▸ **Questions on the material**
a) Decide whether each statement agrees with the article on Obama's arrival in Riyadh. For each, answer yes or no and quote the words of the article that decide it: (i) King Salman met Obama at the airport; (ii) Obama and the Saudi side met behind closed doors for over two hours; (iii) Saudi Arabia backed the nuclear deal with Iran.
b) Reproduce the passage of the article on Obama's arrival in Riyadh that begins at the words "The absence of" and ends after the words "in recent months.".

▸ **Exercise text**
==================================================

NEW DELHI: The deep rift that has recently developed between Saudi Arabia and the United States was evident recently, when President Barack Obama arrived in Riyadh Wednesday to a low key reception that was described as a ‘snub’ by sections of the international media.

Obama was greeted at the airport by governor of Riyadh, Prince Faisal bin Bandar Al Saud, and the event was not broadcast live on Saudi TV, as is routine with visiting heads of state.

King Salman, instead, was seen on TV earlier greeting the leaders of neighbouring states at the airport tarmac ahead of Thursday’s summit of the six-member, Saudi-dominated Gulf Cooperation council. President Obama is scheduled to address the summit.

The absence of King Salman from Obama’s welcome reception and the fact that the event was not broadcast live as is customary quickly generated talk of a snub, with international media picking up the tensions and headlines reflecting on how Saudi-US ties have dipped in recent months.

The two formerly close allies, however, spent more than two hours in a closed door meeting soon afterward. Officials, according to the New York Times, described the meeting as cordial but said it underscored deep differences with the kingdom over Iran, human rights and the best way to fight terror.

Tensions between the two countries have escalated ever since the nuclear deal with Iran, where the P5+1 (China, France, Russia, the United Kingdom, and the United States; plus Germany) entered into a deal with the Shia-majority state that removes international sanctions in return for safeguards over Iran’s civilian nuclear programme. The deal was bitterly opposed by Saudi Arabia, which, given its Sunni dominated polity, is Iran’s main rival in the region.

==================================================

[Records from a data source]
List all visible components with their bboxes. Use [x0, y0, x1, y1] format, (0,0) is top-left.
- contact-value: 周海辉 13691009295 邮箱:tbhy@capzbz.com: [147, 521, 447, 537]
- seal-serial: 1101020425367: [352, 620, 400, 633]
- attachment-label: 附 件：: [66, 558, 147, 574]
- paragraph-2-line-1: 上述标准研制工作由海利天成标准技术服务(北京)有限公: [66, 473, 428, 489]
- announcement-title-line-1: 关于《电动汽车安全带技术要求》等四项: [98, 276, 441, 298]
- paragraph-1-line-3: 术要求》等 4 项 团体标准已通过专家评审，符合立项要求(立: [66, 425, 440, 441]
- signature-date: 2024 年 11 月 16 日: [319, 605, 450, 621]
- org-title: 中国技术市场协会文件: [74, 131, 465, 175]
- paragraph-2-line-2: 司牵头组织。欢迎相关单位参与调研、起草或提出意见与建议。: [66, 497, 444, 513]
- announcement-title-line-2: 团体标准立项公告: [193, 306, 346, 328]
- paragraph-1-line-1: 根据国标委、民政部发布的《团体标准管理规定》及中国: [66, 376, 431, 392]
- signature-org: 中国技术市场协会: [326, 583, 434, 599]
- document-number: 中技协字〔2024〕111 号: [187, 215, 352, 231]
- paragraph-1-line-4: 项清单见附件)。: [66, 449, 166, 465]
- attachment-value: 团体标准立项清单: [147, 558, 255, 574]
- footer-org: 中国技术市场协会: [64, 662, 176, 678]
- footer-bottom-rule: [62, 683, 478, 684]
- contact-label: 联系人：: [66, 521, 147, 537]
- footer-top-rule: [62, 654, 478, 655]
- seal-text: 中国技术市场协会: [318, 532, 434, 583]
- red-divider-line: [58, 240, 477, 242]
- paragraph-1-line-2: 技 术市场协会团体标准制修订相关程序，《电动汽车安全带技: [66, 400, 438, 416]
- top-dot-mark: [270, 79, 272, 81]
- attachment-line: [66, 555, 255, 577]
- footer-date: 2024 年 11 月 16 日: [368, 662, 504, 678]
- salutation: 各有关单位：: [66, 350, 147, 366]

==================================================

▸ **Answers by item number**
a)
(i) No: "Obama was greeted at the airport by governor of Riyadh, Prince Faisal bin Bandar Al Saud"
(ii) Yes: "spent more than two hours in a closed door meeting soon afterward"
(iii) No: "The deal was bitterly opposed by Saudi Arabia"

b)
The absence of King Salman from Obama’s welcome reception and the fact that the event was not broadcast live as is customary quickly generated talk of a snub, with international media picking up the tensions and headlines reflecting on how Saudi-US ties have dipped in recent months.